Identify each line in the records below that contains the word "votes", and copy it.

(Rows from a dataset)
══════════

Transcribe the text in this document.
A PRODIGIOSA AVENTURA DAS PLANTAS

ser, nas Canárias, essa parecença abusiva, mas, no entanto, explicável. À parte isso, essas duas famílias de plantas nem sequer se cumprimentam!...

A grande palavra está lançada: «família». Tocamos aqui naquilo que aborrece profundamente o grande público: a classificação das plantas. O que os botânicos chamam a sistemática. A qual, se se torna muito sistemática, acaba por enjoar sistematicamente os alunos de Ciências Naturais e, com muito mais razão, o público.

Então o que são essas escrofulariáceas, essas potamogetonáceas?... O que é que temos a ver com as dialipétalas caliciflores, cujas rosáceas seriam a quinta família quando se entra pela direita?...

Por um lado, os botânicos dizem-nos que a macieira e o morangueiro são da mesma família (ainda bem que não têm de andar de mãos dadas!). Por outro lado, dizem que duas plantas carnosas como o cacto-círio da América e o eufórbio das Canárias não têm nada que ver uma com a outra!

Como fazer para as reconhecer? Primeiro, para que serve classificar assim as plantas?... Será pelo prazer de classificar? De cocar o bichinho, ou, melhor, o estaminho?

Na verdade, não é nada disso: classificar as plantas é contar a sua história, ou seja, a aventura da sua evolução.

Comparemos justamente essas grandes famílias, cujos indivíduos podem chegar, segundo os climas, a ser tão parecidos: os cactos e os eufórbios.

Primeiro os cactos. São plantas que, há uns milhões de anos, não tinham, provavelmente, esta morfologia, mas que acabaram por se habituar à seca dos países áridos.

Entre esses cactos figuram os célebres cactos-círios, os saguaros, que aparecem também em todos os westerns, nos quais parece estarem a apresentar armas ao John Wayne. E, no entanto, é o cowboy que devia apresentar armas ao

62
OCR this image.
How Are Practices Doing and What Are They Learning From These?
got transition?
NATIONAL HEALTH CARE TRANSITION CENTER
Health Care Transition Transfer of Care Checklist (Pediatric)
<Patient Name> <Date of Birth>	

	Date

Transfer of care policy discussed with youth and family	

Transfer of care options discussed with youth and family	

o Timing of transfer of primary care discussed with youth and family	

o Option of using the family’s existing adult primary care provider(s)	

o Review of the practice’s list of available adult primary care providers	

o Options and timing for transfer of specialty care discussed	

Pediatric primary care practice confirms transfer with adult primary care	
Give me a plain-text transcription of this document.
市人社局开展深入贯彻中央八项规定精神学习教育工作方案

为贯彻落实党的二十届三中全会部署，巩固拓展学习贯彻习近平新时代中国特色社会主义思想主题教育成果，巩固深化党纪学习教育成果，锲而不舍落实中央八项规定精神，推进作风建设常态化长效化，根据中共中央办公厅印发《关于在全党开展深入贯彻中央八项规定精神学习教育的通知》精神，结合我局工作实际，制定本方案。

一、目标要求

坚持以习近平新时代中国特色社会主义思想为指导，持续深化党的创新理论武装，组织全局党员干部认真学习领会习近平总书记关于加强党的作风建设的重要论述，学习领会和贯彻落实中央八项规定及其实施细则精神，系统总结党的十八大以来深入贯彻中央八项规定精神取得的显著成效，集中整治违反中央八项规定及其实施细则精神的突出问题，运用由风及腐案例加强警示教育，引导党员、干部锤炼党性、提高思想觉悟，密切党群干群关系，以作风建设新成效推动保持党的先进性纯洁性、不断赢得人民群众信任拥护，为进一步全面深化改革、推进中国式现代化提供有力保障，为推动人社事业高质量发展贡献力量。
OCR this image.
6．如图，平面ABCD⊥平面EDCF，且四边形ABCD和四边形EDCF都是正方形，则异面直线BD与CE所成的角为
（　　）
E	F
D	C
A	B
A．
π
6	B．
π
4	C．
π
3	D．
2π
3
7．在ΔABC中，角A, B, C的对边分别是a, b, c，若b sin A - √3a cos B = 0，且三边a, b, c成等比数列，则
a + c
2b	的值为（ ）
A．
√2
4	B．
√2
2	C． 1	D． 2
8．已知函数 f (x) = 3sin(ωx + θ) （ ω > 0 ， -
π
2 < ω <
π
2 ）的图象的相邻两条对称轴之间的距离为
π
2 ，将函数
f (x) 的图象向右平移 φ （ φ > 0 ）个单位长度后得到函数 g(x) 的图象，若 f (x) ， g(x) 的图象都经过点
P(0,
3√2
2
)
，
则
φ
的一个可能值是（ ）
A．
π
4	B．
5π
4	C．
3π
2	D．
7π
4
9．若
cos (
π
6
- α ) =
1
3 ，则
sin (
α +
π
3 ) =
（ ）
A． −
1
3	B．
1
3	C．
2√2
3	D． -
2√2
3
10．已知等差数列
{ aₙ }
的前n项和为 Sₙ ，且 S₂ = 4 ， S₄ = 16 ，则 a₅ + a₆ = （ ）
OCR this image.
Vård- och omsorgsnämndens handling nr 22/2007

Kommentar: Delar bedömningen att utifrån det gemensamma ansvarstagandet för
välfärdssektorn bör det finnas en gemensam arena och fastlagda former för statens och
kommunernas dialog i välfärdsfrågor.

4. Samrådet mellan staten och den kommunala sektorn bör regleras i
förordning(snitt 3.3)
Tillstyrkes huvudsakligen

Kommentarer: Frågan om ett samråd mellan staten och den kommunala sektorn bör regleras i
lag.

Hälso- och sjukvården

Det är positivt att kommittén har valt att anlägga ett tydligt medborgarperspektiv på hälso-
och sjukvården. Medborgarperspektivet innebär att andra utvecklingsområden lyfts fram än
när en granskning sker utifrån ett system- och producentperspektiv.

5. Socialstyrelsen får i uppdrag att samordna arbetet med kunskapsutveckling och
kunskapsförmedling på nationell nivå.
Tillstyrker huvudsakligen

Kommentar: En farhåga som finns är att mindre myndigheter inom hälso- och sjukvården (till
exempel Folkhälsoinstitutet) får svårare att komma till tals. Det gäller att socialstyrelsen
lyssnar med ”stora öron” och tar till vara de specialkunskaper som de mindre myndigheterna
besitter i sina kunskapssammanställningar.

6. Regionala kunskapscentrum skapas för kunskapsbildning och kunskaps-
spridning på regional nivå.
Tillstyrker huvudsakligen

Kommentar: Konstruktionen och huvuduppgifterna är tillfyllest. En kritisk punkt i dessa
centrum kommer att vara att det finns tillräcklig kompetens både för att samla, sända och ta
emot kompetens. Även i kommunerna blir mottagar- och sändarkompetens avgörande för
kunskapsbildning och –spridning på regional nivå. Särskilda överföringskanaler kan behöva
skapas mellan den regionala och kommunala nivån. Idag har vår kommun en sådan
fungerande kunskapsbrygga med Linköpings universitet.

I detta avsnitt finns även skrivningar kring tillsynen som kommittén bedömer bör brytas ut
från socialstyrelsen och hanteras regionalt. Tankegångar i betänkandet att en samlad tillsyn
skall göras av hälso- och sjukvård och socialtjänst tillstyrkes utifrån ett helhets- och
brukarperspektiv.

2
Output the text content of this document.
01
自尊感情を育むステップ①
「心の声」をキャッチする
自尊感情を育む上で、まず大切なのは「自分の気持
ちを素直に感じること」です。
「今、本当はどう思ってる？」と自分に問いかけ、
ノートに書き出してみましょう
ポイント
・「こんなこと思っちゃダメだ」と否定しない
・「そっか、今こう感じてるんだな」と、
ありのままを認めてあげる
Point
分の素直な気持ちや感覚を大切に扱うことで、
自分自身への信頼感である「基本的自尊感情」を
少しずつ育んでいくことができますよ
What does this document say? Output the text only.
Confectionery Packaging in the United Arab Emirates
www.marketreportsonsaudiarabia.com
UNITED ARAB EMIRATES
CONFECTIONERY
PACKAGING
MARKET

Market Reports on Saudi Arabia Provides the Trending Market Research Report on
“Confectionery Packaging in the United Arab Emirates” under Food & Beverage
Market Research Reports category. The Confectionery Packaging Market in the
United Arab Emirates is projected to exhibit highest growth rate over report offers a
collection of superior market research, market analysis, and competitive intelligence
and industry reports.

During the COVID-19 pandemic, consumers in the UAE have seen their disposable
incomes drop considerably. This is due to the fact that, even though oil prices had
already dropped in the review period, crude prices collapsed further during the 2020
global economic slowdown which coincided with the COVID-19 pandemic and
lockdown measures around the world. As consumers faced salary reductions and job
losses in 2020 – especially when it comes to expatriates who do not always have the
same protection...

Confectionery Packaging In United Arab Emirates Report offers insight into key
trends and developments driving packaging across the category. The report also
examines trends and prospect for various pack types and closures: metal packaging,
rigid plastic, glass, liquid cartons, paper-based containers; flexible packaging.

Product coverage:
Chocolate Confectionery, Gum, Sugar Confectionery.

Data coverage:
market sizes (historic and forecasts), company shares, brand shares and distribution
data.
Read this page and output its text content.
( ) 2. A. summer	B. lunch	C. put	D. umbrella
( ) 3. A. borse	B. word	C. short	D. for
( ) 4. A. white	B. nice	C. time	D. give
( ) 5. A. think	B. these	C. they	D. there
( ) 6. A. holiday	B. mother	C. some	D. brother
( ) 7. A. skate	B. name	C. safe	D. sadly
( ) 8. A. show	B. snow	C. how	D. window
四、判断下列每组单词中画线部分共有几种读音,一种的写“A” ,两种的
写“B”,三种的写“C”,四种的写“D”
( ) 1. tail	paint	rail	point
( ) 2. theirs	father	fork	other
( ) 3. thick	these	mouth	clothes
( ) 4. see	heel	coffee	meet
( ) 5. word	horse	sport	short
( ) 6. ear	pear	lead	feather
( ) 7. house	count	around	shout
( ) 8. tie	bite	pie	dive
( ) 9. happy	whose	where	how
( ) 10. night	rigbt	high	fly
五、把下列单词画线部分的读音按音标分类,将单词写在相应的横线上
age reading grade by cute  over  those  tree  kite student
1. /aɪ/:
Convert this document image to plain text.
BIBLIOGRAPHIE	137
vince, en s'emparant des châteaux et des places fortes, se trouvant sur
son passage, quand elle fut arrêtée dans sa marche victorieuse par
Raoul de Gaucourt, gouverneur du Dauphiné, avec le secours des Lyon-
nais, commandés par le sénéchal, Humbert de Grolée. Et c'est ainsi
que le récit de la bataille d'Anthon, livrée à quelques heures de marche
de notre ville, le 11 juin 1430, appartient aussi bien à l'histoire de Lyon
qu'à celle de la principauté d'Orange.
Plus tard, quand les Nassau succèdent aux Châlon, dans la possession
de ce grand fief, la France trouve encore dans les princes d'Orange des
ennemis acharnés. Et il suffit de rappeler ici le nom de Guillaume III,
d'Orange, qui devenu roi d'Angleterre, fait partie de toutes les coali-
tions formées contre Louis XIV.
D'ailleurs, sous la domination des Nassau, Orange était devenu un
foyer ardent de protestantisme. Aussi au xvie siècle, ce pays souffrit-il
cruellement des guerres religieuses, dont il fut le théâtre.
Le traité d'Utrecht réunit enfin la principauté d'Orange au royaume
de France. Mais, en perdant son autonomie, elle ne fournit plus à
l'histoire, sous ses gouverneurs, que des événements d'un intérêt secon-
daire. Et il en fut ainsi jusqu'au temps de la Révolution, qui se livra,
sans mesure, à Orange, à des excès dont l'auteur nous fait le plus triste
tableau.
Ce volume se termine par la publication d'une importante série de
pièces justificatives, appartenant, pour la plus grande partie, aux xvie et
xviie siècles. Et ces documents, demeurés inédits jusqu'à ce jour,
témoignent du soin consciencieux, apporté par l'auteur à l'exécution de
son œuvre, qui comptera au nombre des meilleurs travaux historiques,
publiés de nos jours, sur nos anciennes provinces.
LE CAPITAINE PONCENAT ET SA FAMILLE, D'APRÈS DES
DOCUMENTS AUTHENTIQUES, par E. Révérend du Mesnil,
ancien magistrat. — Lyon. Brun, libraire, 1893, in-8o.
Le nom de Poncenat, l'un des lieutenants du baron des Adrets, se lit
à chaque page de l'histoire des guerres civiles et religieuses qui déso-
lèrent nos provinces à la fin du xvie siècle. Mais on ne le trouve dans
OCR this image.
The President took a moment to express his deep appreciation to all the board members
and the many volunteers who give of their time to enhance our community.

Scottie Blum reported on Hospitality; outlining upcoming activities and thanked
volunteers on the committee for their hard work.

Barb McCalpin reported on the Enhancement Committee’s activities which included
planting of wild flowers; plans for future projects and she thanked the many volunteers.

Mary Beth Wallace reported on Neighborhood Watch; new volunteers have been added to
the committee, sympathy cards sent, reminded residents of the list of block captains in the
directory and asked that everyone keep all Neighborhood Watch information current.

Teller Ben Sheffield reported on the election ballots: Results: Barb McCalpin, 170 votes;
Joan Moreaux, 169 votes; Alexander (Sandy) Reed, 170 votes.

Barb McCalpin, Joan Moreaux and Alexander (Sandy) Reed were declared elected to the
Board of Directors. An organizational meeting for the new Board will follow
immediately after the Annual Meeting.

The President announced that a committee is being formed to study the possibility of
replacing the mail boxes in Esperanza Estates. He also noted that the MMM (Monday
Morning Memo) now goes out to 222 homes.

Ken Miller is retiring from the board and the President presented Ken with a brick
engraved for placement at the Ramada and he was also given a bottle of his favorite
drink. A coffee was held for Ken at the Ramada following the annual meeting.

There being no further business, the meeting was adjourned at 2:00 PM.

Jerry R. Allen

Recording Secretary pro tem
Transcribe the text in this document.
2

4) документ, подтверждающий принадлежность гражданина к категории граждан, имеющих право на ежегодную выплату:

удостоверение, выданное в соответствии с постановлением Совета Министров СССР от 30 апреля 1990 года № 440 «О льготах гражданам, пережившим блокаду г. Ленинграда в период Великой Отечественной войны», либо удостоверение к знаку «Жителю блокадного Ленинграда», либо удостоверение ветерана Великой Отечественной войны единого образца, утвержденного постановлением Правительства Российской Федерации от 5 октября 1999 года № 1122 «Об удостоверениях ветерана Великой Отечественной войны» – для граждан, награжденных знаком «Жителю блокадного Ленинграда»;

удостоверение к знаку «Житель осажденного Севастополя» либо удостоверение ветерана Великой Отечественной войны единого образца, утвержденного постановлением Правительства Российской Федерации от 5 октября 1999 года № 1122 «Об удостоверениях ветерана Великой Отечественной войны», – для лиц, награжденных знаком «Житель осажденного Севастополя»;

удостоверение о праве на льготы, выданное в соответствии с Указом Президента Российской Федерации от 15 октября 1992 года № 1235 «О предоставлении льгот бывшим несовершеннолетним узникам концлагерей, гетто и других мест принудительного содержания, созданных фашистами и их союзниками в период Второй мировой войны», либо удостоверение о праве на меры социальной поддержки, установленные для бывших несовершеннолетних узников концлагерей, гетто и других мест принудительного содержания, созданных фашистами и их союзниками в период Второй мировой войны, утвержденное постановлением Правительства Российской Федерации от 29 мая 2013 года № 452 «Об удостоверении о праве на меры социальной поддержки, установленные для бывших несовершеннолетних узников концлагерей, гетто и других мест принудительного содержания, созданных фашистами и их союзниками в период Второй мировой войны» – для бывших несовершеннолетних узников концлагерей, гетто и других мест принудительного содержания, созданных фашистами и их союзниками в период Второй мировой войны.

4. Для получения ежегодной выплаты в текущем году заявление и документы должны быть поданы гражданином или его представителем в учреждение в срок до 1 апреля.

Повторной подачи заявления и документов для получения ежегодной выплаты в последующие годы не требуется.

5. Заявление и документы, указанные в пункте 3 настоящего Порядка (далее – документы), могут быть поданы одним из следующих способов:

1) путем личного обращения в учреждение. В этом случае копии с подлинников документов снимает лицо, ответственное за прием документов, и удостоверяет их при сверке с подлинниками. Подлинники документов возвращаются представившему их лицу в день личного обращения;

══════════

• Solved problem
Teller Ben Sheffield reported on the election ballots: Results: Barb McCalpin, 170 votes;
Joan Moreaux, 169 votes; Alexander (Sandy) Reed, 170 votes.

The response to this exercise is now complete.